[Layout element annotations]

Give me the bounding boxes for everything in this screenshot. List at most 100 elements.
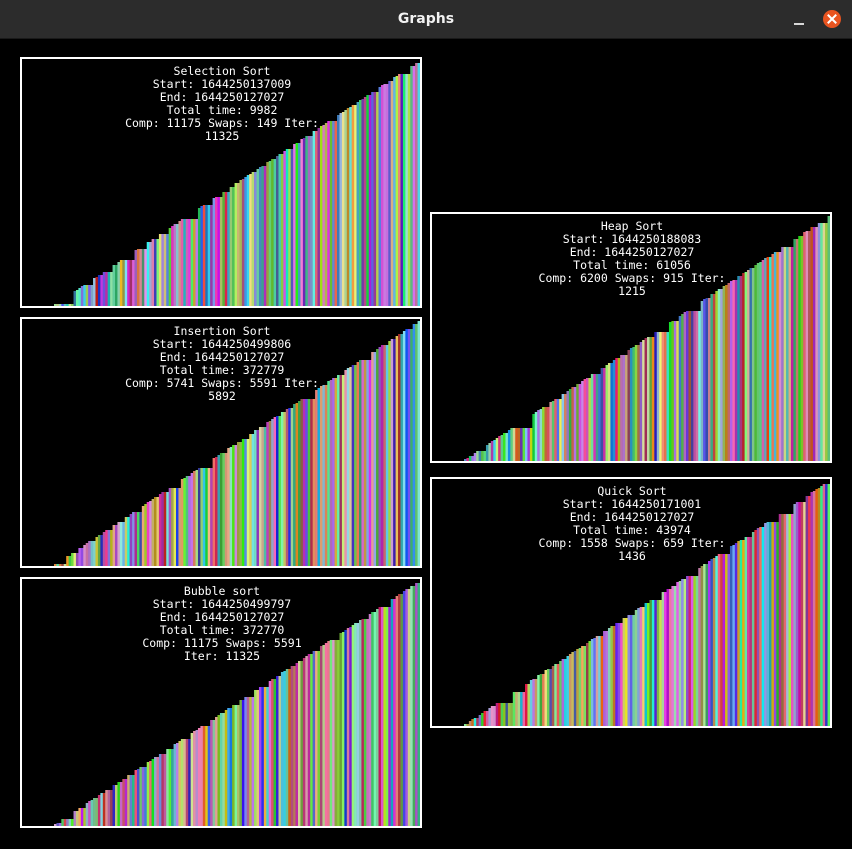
bar: [310, 399, 313, 566]
bar: [127, 260, 130, 306]
bar: [525, 428, 528, 461]
bar: [373, 612, 377, 826]
bar: [280, 672, 284, 826]
bar: [405, 329, 409, 566]
bar: [344, 630, 348, 826]
sort-stats: Comp: 11175 Swaps: 5591 Iter: 11325: [142, 636, 302, 663]
bar: [605, 365, 609, 461]
bar: [146, 502, 150, 566]
bar: [583, 646, 587, 726]
bar: [346, 368, 350, 566]
bar: [556, 664, 560, 726]
bar: [319, 126, 323, 306]
bar: [751, 268, 755, 461]
bar: [317, 388, 321, 566]
bar: [681, 314, 684, 461]
bar: [729, 546, 733, 726]
bar: [527, 428, 531, 461]
bar: [300, 139, 304, 306]
bar: [661, 332, 665, 461]
bar: [249, 174, 252, 306]
bar: [656, 332, 660, 461]
bar: [161, 754, 165, 826]
bar: [378, 347, 382, 566]
bar: [195, 219, 199, 306]
bar: [410, 66, 413, 306]
bar: [400, 74, 404, 306]
bar: [151, 759, 155, 826]
bar: [817, 223, 821, 461]
bar: [671, 321, 675, 461]
bar: [261, 166, 265, 306]
bar: [390, 599, 394, 826]
bar: [534, 679, 538, 726]
bar: [244, 697, 248, 826]
bar: [588, 641, 592, 726]
bar: [356, 362, 360, 566]
bar: [237, 442, 240, 566]
bar: [156, 239, 160, 306]
bar: [751, 532, 755, 726]
bar: [764, 258, 767, 461]
bar: [78, 548, 82, 566]
minimize-button[interactable]: [789, 11, 809, 29]
bar: [798, 236, 802, 461]
bar: [383, 84, 387, 306]
bar: [532, 679, 536, 726]
bar: [78, 808, 82, 826]
bar: [100, 275, 104, 306]
bar: [58, 304, 62, 306]
bar: [193, 731, 196, 826]
bar: [742, 273, 745, 461]
bar: [551, 666, 555, 726]
bar: [80, 548, 84, 566]
bar: [234, 445, 238, 566]
bar: [212, 458, 216, 566]
bar: [708, 298, 711, 461]
bar: [634, 610, 638, 726]
bar: [54, 304, 57, 306]
bar: [276, 676, 279, 826]
bar: [734, 280, 738, 461]
bar: [395, 336, 399, 566]
bar: [271, 419, 274, 566]
bar: [363, 619, 367, 826]
bar: [388, 341, 392, 566]
bar: [366, 360, 370, 566]
bar: [607, 363, 611, 461]
bar: [351, 105, 355, 306]
bar: [271, 679, 274, 826]
bar: [315, 390, 318, 566]
bar: [546, 669, 550, 726]
bar: [566, 391, 570, 461]
bar: [83, 808, 87, 826]
bar: [61, 304, 65, 306]
bar: [593, 374, 597, 461]
bar: [283, 412, 287, 566]
bar: [761, 527, 765, 726]
bar: [337, 115, 340, 306]
bar: [783, 247, 787, 461]
bar: [246, 439, 250, 566]
bar: [769, 257, 772, 461]
bar: [207, 205, 211, 306]
bar: [625, 618, 628, 726]
bar: [368, 95, 372, 306]
bar: [239, 180, 243, 306]
bar: [156, 757, 160, 826]
start-time: Start: 1644250171001: [562, 497, 702, 511]
bar: [105, 790, 108, 826]
bar: [759, 262, 762, 461]
bar: [205, 468, 209, 566]
bar: [56, 823, 60, 826]
bar: [232, 445, 235, 566]
bar: [334, 640, 338, 826]
bar: [578, 384, 582, 461]
bar: [510, 428, 514, 461]
bar: [110, 790, 113, 826]
bar: [273, 417, 277, 566]
close-button[interactable]: [823, 10, 841, 28]
bar: [341, 375, 345, 566]
bar: [778, 252, 782, 461]
bar: [268, 161, 272, 306]
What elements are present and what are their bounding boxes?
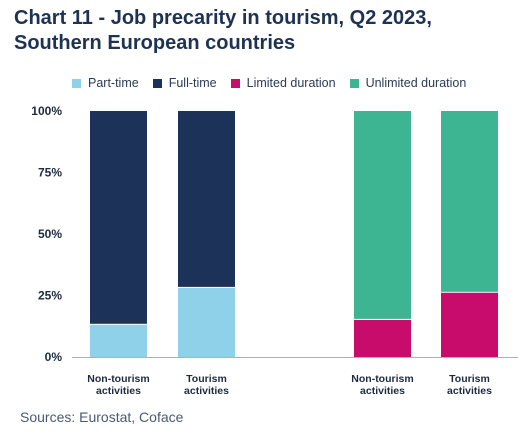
x-category-label: Non-tourism — [87, 373, 149, 385]
chart-title-line-2: Southern European countries — [14, 32, 296, 54]
chart-title: Chart 11 - Job precarity in tourism, Q2 … — [14, 6, 524, 56]
bar-segment-unlimited-duration — [354, 111, 411, 319]
x-category-label: activities — [360, 385, 405, 397]
y-tick-label: 75% — [38, 166, 62, 180]
bar-segment-limited-duration — [354, 318, 411, 357]
chart-title-line-1: Chart 11 - Job precarity in tourism, Q2 … — [14, 7, 432, 29]
legend-label-limited-duration: Limited duration — [246, 76, 336, 90]
bar-segment-full-time — [90, 111, 147, 324]
legend-swatch-part-time — [72, 78, 81, 88]
bar-segment-part-time — [90, 323, 147, 357]
x-category-label: Tourism — [449, 373, 490, 385]
legend-label-full-time: Full-time — [168, 76, 217, 90]
x-category-label: Non-tourism — [351, 373, 413, 385]
legend-swatch-limited-duration — [230, 78, 240, 88]
y-tick-label: 0% — [45, 350, 63, 364]
legend-swatch-unlimited-duration — [349, 78, 359, 88]
legend-label-unlimited-duration: Unlimited duration — [365, 76, 467, 90]
y-tick-label: 50% — [38, 227, 62, 241]
bar-segment-full-time — [178, 111, 235, 287]
x-category-label: activities — [447, 385, 492, 397]
bar-segment-unlimited-duration — [441, 111, 498, 292]
legend-item-limited-duration: Limited duration — [230, 76, 336, 90]
x-category-label: activities — [96, 385, 141, 397]
y-tick-label: 100% — [31, 104, 62, 118]
y-tick-label: 25% — [38, 289, 62, 303]
legend-swatch-full-time — [152, 78, 162, 88]
legend-item-full-time: Full-time — [152, 76, 217, 90]
chart-legend: Part-time Full-time Limited duration Unl… — [72, 75, 532, 91]
chart-source: Sources: Eurostat, Coface — [20, 409, 184, 425]
legend-item-unlimited-duration: Unlimited duration — [349, 76, 467, 90]
bar-segment-part-time — [178, 286, 235, 357]
legend-label-part-time: Part-time — [88, 76, 139, 90]
bar-segment-limited-duration — [441, 291, 498, 357]
legend-item-part-time: Part-time — [72, 76, 139, 90]
x-category-label: activities — [184, 385, 229, 397]
x-category-label: Tourism — [186, 373, 227, 385]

● Given task
Reproduce the lines of the material above verbatim, leaving out the pictures.

● The response
Give me the bounding boxes for everything in this screenshot. List at most 100 elements.
bar: [310, 399, 313, 566]
bar: [127, 260, 130, 306]
bar: [525, 428, 528, 461]
bar: [373, 612, 377, 826]
bar: [280, 672, 284, 826]
bar: [405, 329, 409, 566]
bar: [344, 630, 348, 826]
sort-stats: Comp: 11175 Swaps: 5591 Iter: 11325: [142, 636, 302, 663]
bar: [605, 365, 609, 461]
bar: [146, 502, 150, 566]
bar: [583, 646, 587, 726]
bar: [346, 368, 350, 566]
bar: [556, 664, 560, 726]
bar: [319, 126, 323, 306]
bar: [751, 268, 755, 461]
bar: [317, 388, 321, 566]
bar: [681, 314, 684, 461]
bar: [729, 546, 733, 726]
bar: [527, 428, 531, 461]
bar: [300, 139, 304, 306]
bar: [661, 332, 665, 461]
bar: [249, 174, 252, 306]
bar: [656, 332, 660, 461]
bar: [161, 754, 165, 826]
bar: [378, 347, 382, 566]
bar: [195, 219, 199, 306]
bar: [410, 66, 413, 306]
bar: [400, 74, 404, 306]
bar: [151, 759, 155, 826]
bar: [817, 223, 821, 461]
bar: [671, 321, 675, 461]
bar: [261, 166, 265, 306]
bar: [390, 599, 394, 826]
bar: [534, 679, 538, 726]
bar: [244, 697, 248, 826]
bar: [588, 641, 592, 726]
bar: [356, 362, 360, 566]
bar: [237, 442, 240, 566]
bar: [156, 239, 160, 306]
bar: [751, 532, 755, 726]
bar: [764, 258, 767, 461]
bar: [78, 548, 82, 566]
minimize-button[interactable]: [789, 11, 809, 29]
bar: [798, 236, 802, 461]
bar: [383, 84, 387, 306]
bar: [532, 679, 536, 726]
bar: [78, 808, 82, 826]
bar: [100, 275, 104, 306]
bar: [58, 304, 62, 306]
bar: [193, 731, 196, 826]
bar: [742, 273, 745, 461]
bar: [551, 666, 555, 726]
bar: [80, 548, 84, 566]
bar: [234, 445, 238, 566]
bar: [212, 458, 216, 566]
bar: [708, 298, 711, 461]
bar: [634, 610, 638, 726]
bar: [54, 304, 57, 306]
bar: [276, 676, 279, 826]
bar: [734, 280, 738, 461]
bar: [395, 336, 399, 566]
bar: [271, 419, 274, 566]
bar: [363, 619, 367, 826]
bar: [388, 341, 392, 566]
bar: [366, 360, 370, 566]
bar: [607, 363, 611, 461]
bar: [351, 105, 355, 306]
bar: [271, 679, 274, 826]
bar: [315, 390, 318, 566]
bar: [546, 669, 550, 726]
bar: [566, 391, 570, 461]
bar: [83, 808, 87, 826]
bar: [61, 304, 65, 306]
bar: [593, 374, 597, 461]
bar: [283, 412, 287, 566]
bar: [761, 527, 765, 726]
bar: [337, 115, 340, 306]
bar: [783, 247, 787, 461]
bar: [246, 439, 250, 566]
bar: [769, 257, 772, 461]
bar: [207, 205, 211, 306]
bar: [625, 618, 628, 726]
bar: [368, 95, 372, 306]
bar: [239, 180, 243, 306]
bar: [156, 757, 160, 826]
start-time: Start: 1644250171001: [562, 497, 702, 511]
bar: [105, 790, 108, 826]
bar: [759, 262, 762, 461]
bar: [205, 468, 209, 566]
bar: [56, 823, 60, 826]
bar: [232, 445, 235, 566]
bar: [334, 640, 338, 826]
bar: [578, 384, 582, 461]
bar: [510, 428, 514, 461]
bar: [110, 790, 113, 826]
bar: [273, 417, 277, 566]
close-button[interactable]: [823, 10, 841, 28]
bar: [341, 375, 345, 566]
bar: [778, 252, 782, 461]
bar: [268, 161, 272, 306]
What elements are present and what are their bounding boxes?
x-category-label: Non-tourism — [87, 373, 149, 385]
chart-title-line-2: Southern European countries — [14, 32, 296, 54]
chart-title: Chart 11 - Job precarity in tourism, Q2 … — [14, 6, 524, 56]
bar-segment-unlimited-duration — [354, 111, 411, 319]
x-category-label: activities — [360, 385, 405, 397]
y-tick-label: 75% — [38, 166, 62, 180]
bar-segment-limited-duration — [354, 318, 411, 357]
chart-title-line-1: Chart 11 - Job precarity in tourism, Q2 … — [14, 7, 432, 29]
legend-label-limited-duration: Limited duration — [246, 76, 336, 90]
bar-segment-full-time — [90, 111, 147, 324]
legend-swatch-part-time — [72, 78, 81, 88]
bar-segment-part-time — [90, 323, 147, 357]
x-category-label: Tourism — [449, 373, 490, 385]
legend-label-full-time: Full-time — [168, 76, 217, 90]
x-category-label: Non-tourism — [351, 373, 413, 385]
legend-swatch-limited-duration — [230, 78, 240, 88]
y-tick-label: 0% — [45, 350, 63, 364]
legend-swatch-unlimited-duration — [349, 78, 359, 88]
legend-label-unlimited-duration: Unlimited duration — [365, 76, 467, 90]
y-tick-label: 50% — [38, 227, 62, 241]
bar-segment-full-time — [178, 111, 235, 287]
x-category-label: activities — [447, 385, 492, 397]
bar-segment-unlimited-duration — [441, 111, 498, 292]
legend-item-limited-duration: Limited duration — [230, 76, 336, 90]
x-category-label: activities — [96, 385, 141, 397]
y-tick-label: 100% — [31, 104, 62, 118]
y-tick-label: 25% — [38, 289, 62, 303]
legend-swatch-full-time — [152, 78, 162, 88]
legend-item-full-time: Full-time — [152, 76, 217, 90]
chart-legend: Part-time Full-time Limited duration Unl… — [72, 75, 532, 91]
chart-source: Sources: Eurostat, Coface — [20, 409, 184, 425]
legend-item-unlimited-duration: Unlimited duration — [349, 76, 467, 90]
bar-segment-part-time — [178, 286, 235, 357]
legend-label-part-time: Part-time — [88, 76, 139, 90]
bar-segment-limited-duration — [441, 291, 498, 357]
legend-item-part-time: Part-time — [72, 76, 139, 90]
x-category-label: activities — [184, 385, 229, 397]
x-category-label: Tourism — [186, 373, 227, 385]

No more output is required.